## BEGIN SUPPLIED MATERIAL

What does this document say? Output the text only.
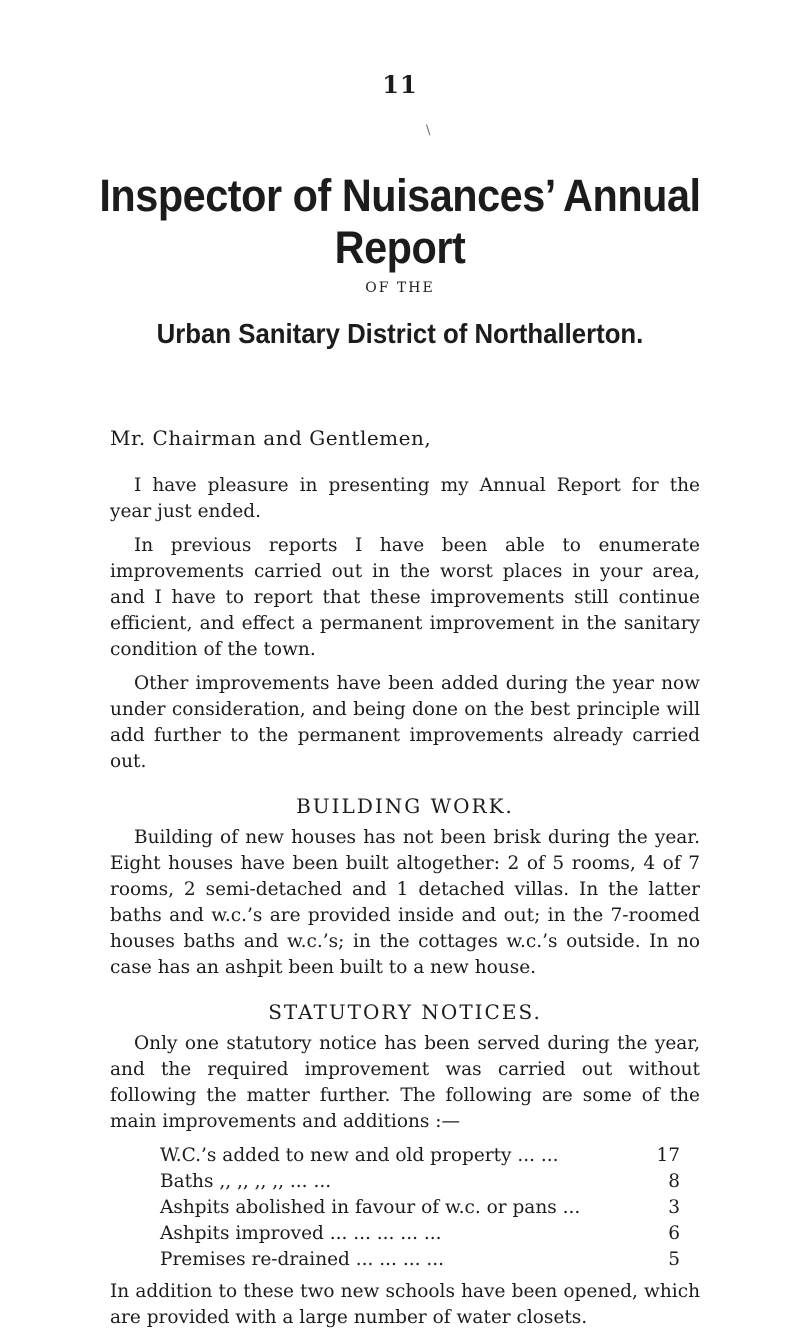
11
\
Inspector of Nuisances’ Annual Report
OF THE
Urban Sanitary District of Northallerton.

Mr. Chairman and Gentlemen,

I have pleasure in presenting my Annual Report for the year just ended.

In previous reports I have been able to enumerate improvements carried out in the worst places in your area, and I have to report that these improvements still continue efficient, and effect a permanent improvement in the sanitary condition of the town.

Other improvements have been added during the year now under consideration, and being done on the best principle will add further to the permanent improvements already carried out.

BUILDING WORK.

Building of new houses has not been brisk during the year. Eight houses have been built altogether: 2 of 5 rooms, 4 of 7 rooms, 2 semi-detached and 1 detached villas. In the latter baths and w.c.’s are provided inside and out; in the 7-roomed houses baths and w.c.’s; in the cottages w.c.’s outside. In no case has an ashpit been built to a new house.

STATUTORY NOTICES.

Only one statutory notice has been served during the year, and the required improvement was carried out without following the matter further. The following are some of the main improvements and additions :—

W.C.’s added to new and old property ... ...	17
Baths ,, ,, ,, ,, ... ...	8
Ashpits abolished in favour of w.c. or pans ...	3
Ashpits improved ... ... ... ... ...	6
Premises re-drained ... ... ... ...	5

In addition to these two new schools have been opened, which are provided with a large number of water closets.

## END SUPPLIED MATERIAL

WHAT IS REQUIRED: Return every line above that contains the word "added".

RESPONSE BELOW:
Other improvements have been added during the year now under consideration, and being done on the best principle will add further to the permanent improvements already carried out.
W.C.’s added to new and old property ... ...	17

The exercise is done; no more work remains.